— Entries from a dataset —

───

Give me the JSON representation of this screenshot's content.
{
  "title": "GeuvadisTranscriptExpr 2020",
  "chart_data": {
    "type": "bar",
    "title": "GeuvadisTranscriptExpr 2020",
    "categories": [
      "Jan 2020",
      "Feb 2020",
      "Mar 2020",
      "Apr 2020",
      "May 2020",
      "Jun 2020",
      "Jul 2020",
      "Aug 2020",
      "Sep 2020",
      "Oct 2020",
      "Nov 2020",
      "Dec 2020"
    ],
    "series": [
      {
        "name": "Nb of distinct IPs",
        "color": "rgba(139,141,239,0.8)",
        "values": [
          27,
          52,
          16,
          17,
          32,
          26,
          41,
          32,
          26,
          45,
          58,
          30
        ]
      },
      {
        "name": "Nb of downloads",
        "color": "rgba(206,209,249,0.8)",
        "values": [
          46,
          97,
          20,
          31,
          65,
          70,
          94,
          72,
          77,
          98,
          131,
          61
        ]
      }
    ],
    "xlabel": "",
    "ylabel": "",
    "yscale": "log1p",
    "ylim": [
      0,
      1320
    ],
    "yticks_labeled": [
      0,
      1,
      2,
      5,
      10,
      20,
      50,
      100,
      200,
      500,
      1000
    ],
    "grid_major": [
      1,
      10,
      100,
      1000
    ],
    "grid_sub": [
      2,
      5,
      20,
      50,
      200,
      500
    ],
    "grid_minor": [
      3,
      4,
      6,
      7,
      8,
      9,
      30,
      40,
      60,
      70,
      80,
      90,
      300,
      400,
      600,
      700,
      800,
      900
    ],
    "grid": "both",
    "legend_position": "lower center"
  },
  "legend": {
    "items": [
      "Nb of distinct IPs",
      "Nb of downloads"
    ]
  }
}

───

— Objective —
Using the data above, return each line exactly as written.

— Expected answer —
Give me the JSON representation of this screenshot's content.
{
  "title": "GeuvadisTranscriptExpr 2020",
  "chart_data": {
    "type": "bar",
    "title": "GeuvadisTranscriptExpr 2020",
    "categories": [
      "Jan 2020",
      "Feb 2020",
      "Mar 2020",
      "Apr 2020",
      "May 2020",
      "Jun 2020",
      "Jul 2020",
      "Aug 2020",
      "Sep 2020",
      "Oct 2020",
      "Nov 2020",
      "Dec 2020"
    ],
    "series": [
      {
        "name": "Nb of distinct IPs",
        "color": "rgba(139,141,239,0.8)",
        "values": [
          27,
          52,
          16,
          17,
          32,
          26,
          41,
          32,
          26,
          45,
          58,
          30
        ]
      },
      {
        "name": "Nb of downloads",
        "color": "rgba(206,209,249,0.8)",
        "values": [
          46,
          97,
          20,
          31,
          65,
          70,
          94,
          72,
          77,
          98,
          131,
          61
        ]
      }
    ],
    "xlabel": "",
    "ylabel": "",
    "yscale": "log1p",
    "ylim": [
      0,
      1320
    ],
    "yticks_labeled": [
      0,
      1,
      2,
      5,
      10,
      20,
      50,
      100,
      200,
      500,
      1000
    ],
    "grid_major": [
      1,
      10,
      100,
      1000
    ],
    "grid_sub": [
      2,
      5,
      20,
      50,
      200,
      500
    ],
    "grid_minor": [
      3,
      4,
      6,
      7,
      8,
      9,
      30,
      40,
      60,
      70,
      80,
      90,
      300,
      400,
      600,
      700,
      800,
      900
    ],
    "grid": "both",
    "legend_position": "lower center"
  },
  "legend": {
    "items": [
      "Nb of distinct IPs",
      "Nb of downloads"
    ]
  }
}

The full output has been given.